> [Set exercise]:
Emit the entire listing verbatim.

━━━━━━━━━━━━━━━━━━━━

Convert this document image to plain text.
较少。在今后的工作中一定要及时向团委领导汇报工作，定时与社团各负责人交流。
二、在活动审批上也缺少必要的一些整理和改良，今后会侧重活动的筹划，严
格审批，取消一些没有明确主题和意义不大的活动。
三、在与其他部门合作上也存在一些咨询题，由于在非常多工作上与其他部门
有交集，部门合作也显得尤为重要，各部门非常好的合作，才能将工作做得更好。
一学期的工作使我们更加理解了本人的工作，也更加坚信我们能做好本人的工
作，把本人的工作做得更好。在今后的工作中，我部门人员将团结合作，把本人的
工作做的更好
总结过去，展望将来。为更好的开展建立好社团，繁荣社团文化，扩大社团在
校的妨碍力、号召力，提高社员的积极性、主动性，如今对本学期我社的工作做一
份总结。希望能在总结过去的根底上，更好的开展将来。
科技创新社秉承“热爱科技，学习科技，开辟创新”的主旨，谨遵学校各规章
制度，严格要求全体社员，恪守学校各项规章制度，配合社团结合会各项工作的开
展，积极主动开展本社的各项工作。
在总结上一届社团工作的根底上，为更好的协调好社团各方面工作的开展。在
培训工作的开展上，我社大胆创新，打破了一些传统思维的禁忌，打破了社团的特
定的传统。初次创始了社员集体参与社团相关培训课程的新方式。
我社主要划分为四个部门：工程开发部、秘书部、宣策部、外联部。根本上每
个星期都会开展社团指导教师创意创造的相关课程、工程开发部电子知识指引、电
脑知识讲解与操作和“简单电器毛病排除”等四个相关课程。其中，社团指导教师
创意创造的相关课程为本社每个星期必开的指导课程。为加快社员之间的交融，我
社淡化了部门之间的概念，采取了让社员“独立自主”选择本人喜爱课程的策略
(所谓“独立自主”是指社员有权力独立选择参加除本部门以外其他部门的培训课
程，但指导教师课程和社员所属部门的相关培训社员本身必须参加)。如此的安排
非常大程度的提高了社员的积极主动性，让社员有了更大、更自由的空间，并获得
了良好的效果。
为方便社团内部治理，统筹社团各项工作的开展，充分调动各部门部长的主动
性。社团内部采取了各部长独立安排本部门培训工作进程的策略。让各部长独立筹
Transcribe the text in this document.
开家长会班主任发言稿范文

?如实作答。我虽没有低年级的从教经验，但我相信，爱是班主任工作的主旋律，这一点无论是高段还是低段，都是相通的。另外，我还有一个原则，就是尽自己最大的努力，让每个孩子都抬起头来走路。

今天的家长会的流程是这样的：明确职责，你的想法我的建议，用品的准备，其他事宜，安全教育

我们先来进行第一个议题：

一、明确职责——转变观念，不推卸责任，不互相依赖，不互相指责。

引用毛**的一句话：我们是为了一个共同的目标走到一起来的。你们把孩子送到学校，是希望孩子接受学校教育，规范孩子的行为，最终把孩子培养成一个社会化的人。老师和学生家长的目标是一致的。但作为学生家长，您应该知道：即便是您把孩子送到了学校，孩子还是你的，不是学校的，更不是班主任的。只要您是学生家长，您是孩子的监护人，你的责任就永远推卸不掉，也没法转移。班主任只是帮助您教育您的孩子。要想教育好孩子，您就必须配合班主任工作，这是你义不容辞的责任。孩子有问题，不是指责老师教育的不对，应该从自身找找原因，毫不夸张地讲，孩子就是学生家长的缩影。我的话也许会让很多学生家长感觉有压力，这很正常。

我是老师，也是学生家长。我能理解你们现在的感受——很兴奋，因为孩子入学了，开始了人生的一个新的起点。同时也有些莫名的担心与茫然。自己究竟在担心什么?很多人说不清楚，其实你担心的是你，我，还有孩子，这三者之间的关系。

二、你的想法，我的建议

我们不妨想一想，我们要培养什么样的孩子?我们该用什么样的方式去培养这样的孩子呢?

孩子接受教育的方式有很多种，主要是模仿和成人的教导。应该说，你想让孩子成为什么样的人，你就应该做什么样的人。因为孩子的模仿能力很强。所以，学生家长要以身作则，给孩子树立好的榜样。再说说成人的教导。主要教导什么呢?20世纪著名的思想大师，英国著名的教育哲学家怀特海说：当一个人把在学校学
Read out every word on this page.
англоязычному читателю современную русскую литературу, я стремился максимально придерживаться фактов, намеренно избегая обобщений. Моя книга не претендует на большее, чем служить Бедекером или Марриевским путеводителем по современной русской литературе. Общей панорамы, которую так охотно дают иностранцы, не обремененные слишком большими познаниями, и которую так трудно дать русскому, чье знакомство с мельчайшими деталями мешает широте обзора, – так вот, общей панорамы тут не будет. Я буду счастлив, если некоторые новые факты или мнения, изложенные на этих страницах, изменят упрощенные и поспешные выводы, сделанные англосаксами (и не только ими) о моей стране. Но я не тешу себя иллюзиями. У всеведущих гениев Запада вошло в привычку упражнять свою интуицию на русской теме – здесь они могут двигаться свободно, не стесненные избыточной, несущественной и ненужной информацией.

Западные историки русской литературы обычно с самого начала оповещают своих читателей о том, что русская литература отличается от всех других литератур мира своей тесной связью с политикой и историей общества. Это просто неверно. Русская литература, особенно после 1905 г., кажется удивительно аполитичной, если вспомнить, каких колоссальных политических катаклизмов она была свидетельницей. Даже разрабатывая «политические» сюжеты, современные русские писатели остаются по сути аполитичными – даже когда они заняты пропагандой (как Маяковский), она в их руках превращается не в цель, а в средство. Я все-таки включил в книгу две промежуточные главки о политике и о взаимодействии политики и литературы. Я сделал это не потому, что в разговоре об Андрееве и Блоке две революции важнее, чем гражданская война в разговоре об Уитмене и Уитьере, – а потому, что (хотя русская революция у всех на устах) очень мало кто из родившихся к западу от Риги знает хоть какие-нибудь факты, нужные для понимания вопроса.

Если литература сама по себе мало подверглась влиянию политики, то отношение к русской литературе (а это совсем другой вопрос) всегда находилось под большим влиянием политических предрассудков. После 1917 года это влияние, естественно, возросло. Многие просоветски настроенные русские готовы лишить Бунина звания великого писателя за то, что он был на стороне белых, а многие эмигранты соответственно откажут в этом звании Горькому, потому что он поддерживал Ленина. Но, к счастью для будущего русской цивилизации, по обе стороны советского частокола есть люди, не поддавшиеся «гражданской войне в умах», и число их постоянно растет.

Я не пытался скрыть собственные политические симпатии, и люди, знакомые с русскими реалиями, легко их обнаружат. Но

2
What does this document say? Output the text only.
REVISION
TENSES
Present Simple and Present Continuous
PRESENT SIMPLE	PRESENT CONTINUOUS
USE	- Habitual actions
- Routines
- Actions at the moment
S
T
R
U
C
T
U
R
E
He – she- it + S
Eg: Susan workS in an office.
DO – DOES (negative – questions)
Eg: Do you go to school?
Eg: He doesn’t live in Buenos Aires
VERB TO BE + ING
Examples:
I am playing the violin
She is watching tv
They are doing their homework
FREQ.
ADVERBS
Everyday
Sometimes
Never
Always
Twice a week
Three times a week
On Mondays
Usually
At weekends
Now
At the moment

━━━━━━━━━━━━━━━━━━━━

> [Written response]:
Convert this document image to plain text.
较少。在今后的工作中一定要及时向团委领导汇报工作，定时与社团各负责人交流。
二、在活动审批上也缺少必要的一些整理和改良，今后会侧重活动的筹划，严
格审批，取消一些没有明确主题和意义不大的活动。
三、在与其他部门合作上也存在一些咨询题，由于在非常多工作上与其他部门
有交集，部门合作也显得尤为重要，各部门非常好的合作，才能将工作做得更好。
一学期的工作使我们更加理解了本人的工作，也更加坚信我们能做好本人的工
作，把本人的工作做得更好。在今后的工作中，我部门人员将团结合作，把本人的
工作做的更好
总结过去，展望将来。为更好的开展建立好社团，繁荣社团文化，扩大社团在
校的妨碍力、号召力，提高社员的积极性、主动性，如今对本学期我社的工作做一
份总结。希望能在总结过去的根底上，更好的开展将来。
科技创新社秉承“热爱科技，学习科技，开辟创新”的主旨，谨遵学校各规章
制度，严格要求全体社员，恪守学校各项规章制度，配合社团结合会各项工作的开
展，积极主动开展本社的各项工作。
在总结上一届社团工作的根底上，为更好的协调好社团各方面工作的开展。在
培训工作的开展上，我社大胆创新，打破了一些传统思维的禁忌，打破了社团的特
定的传统。初次创始了社员集体参与社团相关培训课程的新方式。
我社主要划分为四个部门：工程开发部、秘书部、宣策部、外联部。根本上每
个星期都会开展社团指导教师创意创造的相关课程、工程开发部电子知识指引、电
脑知识讲解与操作和“简单电器毛病排除”等四个相关课程。其中，社团指导教师
创意创造的相关课程为本社每个星期必开的指导课程。为加快社员之间的交融，我
社淡化了部门之间的概念，采取了让社员“独立自主”选择本人喜爱课程的策略
(所谓“独立自主”是指社员有权力独立选择参加除本部门以外其他部门的培训课
程，但指导教师课程和社员所属部门的相关培训社员本身必须参加)。如此的安排
非常大程度的提高了社员的积极主动性，让社员有了更大、更自由的空间，并获得
了良好的效果。
为方便社团内部治理，统筹社团各项工作的开展，充分调动各部门部长的主动
性。社团内部采取了各部长独立安排本部门培训工作进程的策略。让各部长独立筹
Transcribe the text in this document.
开家长会班主任发言稿范文

?如实作答。我虽没有低年级的从教经验，但我相信，爱是班主任工作的主旋律，这一点无论是高段还是低段，都是相通的。另外，我还有一个原则，就是尽自己最大的努力，让每个孩子都抬起头来走路。

今天的家长会的流程是这样的：明确职责，你的想法我的建议，用品的准备，其他事宜，安全教育

我们先来进行第一个议题：

一、明确职责——转变观念，不推卸责任，不互相依赖，不互相指责。

引用毛**的一句话：我们是为了一个共同的目标走到一起来的。你们把孩子送到学校，是希望孩子接受学校教育，规范孩子的行为，最终把孩子培养成一个社会化的人。老师和学生家长的目标是一致的。但作为学生家长，您应该知道：即便是您把孩子送到了学校，孩子还是你的，不是学校的，更不是班主任的。只要您是学生家长，您是孩子的监护人，你的责任就永远推卸不掉，也没法转移。班主任只是帮助您教育您的孩子。要想教育好孩子，您就必须配合班主任工作，这是你义不容辞的责任。孩子有问题，不是指责老师教育的不对，应该从自身找找原因，毫不夸张地讲，孩子就是学生家长的缩影。我的话也许会让很多学生家长感觉有压力，这很正常。

我是老师，也是学生家长。我能理解你们现在的感受——很兴奋，因为孩子入学了，开始了人生的一个新的起点。同时也有些莫名的担心与茫然。自己究竟在担心什么?很多人说不清楚，其实你担心的是你，我，还有孩子，这三者之间的关系。

二、你的想法，我的建议

我们不妨想一想，我们要培养什么样的孩子?我们该用什么样的方式去培养这样的孩子呢?

孩子接受教育的方式有很多种，主要是模仿和成人的教导。应该说，你想让孩子成为什么样的人，你就应该做什么样的人。因为孩子的模仿能力很强。所以，学生家长要以身作则，给孩子树立好的榜样。再说说成人的教导。主要教导什么呢?20世纪著名的思想大师，英国著名的教育哲学家怀特海说：当一个人把在学校学
Read out every word on this page.
англоязычному читателю современную русскую литературу, я стремился максимально придерживаться фактов, намеренно избегая обобщений. Моя книга не претендует на большее, чем служить Бедекером или Марриевским путеводителем по современной русской литературе. Общей панорамы, которую так охотно дают иностранцы, не обремененные слишком большими познаниями, и которую так трудно дать русскому, чье знакомство с мельчайшими деталями мешает широте обзора, – так вот, общей панорамы тут не будет. Я буду счастлив, если некоторые новые факты или мнения, изложенные на этих страницах, изменят упрощенные и поспешные выводы, сделанные англосаксами (и не только ими) о моей стране. Но я не тешу себя иллюзиями. У всеведущих гениев Запада вошло в привычку упражнять свою интуицию на русской теме – здесь они могут двигаться свободно, не стесненные избыточной, несущественной и ненужной информацией.

Западные историки русской литературы обычно с самого начала оповещают своих читателей о том, что русская литература отличается от всех других литератур мира своей тесной связью с политикой и историей общества. Это просто неверно. Русская литература, особенно после 1905 г., кажется удивительно аполитичной, если вспомнить, каких колоссальных политических катаклизмов она была свидетельницей. Даже разрабатывая «политические» сюжеты, современные русские писатели остаются по сути аполитичными – даже когда они заняты пропагандой (как Маяковский), она в их руках превращается не в цель, а в средство. Я все-таки включил в книгу две промежуточные главки о политике и о взаимодействии политики и литературы. Я сделал это не потому, что в разговоре об Андрееве и Блоке две революции важнее, чем гражданская война в разговоре об Уитмене и Уитьере, – а потому, что (хотя русская революция у всех на устах) очень мало кто из родившихся к западу от Риги знает хоть какие-нибудь факты, нужные для понимания вопроса.

Если литература сама по себе мало подверглась влиянию политики, то отношение к русской литературе (а это совсем другой вопрос) всегда находилось под большим влиянием политических предрассудков. После 1917 года это влияние, естественно, возросло. Многие просоветски настроенные русские готовы лишить Бунина звания великого писателя за то, что он был на стороне белых, а многие эмигранты соответственно откажут в этом звании Горькому, потому что он поддерживал Ленина. Но, к счастью для будущего русской цивилизации, по обе стороны советского частокола есть люди, не поддавшиеся «гражданской войне в умах», и число их постоянно растет.

Я не пытался скрыть собственные политические симпатии, и люди, знакомые с русскими реалиями, легко их обнаружат. Но

2
What does this document say? Output the text only.
REVISION
TENSES
Present Simple and Present Continuous
PRESENT SIMPLE	PRESENT CONTINUOUS
USE	- Habitual actions
- Routines
- Actions at the moment
S
T
R
U
C
T
U
R
E
He – she- it + S
Eg: Susan workS in an office.
DO – DOES (negative – questions)
Eg: Do you go to school?
Eg: He doesn’t live in Buenos Aires
VERB TO BE + ING
Examples:
I am playing the violin
She is watching tv
They are doing their homework
FREQ.
ADVERBS
Everyday
Sometimes
Never
Always
Twice a week
Three times a week
On Mondays
Usually
At weekends
Now
At the moment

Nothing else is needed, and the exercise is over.